GIVEN EXERCISE
From the item below, extract the lines from the one containing "value-label-shrub-temp: 3% <box>1756" through the one containing "vpd-patch <box>670 799 712 836</box>", both included, and reproduce them word for word.

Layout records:
---------------

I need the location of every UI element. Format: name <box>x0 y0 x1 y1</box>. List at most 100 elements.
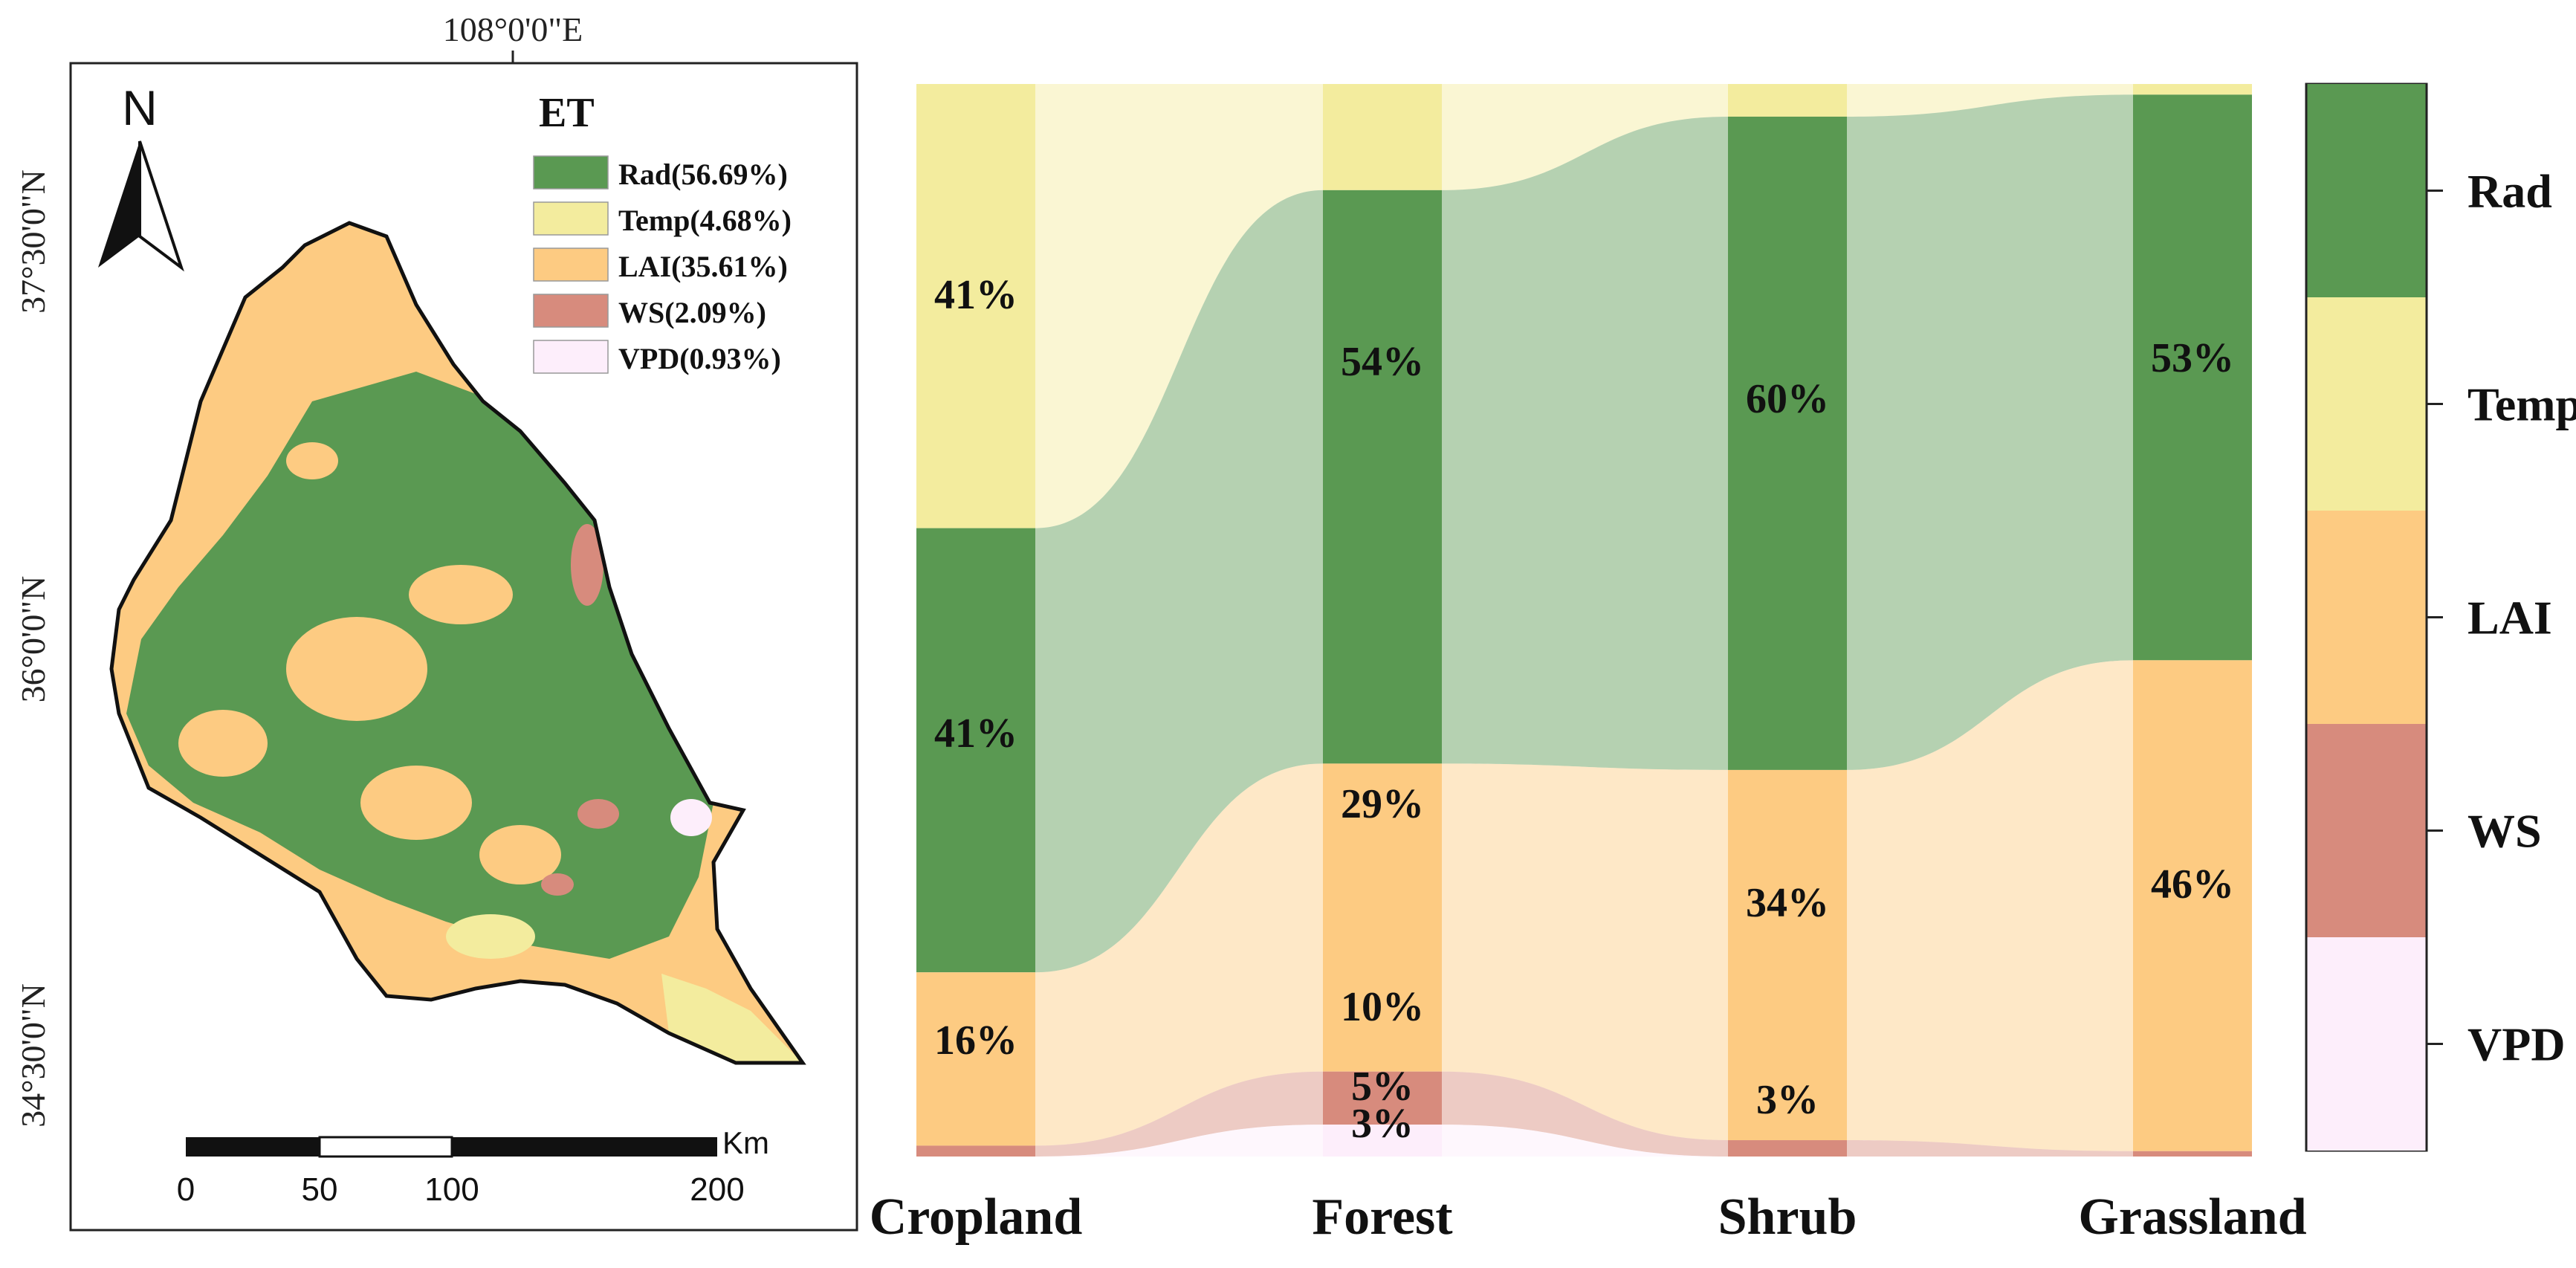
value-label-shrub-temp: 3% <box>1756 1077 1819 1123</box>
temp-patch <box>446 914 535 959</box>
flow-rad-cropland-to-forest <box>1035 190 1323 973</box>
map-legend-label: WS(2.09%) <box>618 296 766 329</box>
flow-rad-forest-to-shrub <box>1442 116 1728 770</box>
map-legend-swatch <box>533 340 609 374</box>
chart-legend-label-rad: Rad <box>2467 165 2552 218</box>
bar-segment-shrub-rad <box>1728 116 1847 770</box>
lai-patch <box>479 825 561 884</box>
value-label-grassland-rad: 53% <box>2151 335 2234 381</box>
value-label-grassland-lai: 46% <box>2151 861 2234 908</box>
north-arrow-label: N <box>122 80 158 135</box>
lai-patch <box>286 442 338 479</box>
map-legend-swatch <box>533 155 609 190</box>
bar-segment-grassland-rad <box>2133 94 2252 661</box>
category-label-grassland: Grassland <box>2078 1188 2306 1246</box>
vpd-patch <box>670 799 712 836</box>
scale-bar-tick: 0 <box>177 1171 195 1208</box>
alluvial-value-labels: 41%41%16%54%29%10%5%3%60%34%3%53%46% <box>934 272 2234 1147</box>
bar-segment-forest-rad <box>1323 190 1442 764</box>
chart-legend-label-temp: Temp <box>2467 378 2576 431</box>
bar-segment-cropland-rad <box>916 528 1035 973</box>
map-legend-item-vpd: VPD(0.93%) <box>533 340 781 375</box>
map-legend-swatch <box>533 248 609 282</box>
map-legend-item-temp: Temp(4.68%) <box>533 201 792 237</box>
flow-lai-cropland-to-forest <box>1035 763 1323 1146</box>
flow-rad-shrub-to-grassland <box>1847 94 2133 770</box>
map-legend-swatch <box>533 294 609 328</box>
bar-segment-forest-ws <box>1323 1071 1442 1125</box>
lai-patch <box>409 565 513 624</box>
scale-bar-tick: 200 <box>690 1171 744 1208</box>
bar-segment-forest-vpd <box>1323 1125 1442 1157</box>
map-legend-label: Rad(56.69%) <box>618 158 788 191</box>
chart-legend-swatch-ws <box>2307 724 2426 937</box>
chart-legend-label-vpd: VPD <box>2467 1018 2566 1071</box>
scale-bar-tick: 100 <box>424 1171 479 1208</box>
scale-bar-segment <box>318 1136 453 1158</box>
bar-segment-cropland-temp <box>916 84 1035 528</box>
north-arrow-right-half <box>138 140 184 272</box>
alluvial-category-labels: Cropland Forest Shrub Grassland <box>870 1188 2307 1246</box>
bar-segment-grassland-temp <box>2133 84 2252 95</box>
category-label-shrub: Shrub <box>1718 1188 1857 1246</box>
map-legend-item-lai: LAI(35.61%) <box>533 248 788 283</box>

---------------

WRITTEN SOLUTION
value-label-shrub-temp: 3% <box>1756 1077 1819 1123</box>
temp-patch <box>446 914 535 959</box>
flow-rad-cropland-to-forest <box>1035 190 1323 973</box>
map-legend-label: WS(2.09%) <box>618 296 766 329</box>
flow-rad-forest-to-shrub <box>1442 116 1728 770</box>
map-legend-swatch <box>533 340 609 374</box>
chart-legend-label-rad: Rad <box>2467 165 2552 218</box>
bar-segment-shrub-rad <box>1728 116 1847 770</box>
lai-patch <box>479 825 561 884</box>
value-label-grassland-rad: 53% <box>2151 335 2234 381</box>
value-label-grassland-lai: 46% <box>2151 861 2234 908</box>
north-arrow-label: N <box>122 80 158 135</box>
lai-patch <box>286 442 338 479</box>
map-legend-swatch <box>533 155 609 190</box>
bar-segment-grassland-rad <box>2133 94 2252 661</box>
category-label-grassland: Grassland <box>2078 1188 2306 1246</box>
vpd-patch <box>670 799 712 836</box>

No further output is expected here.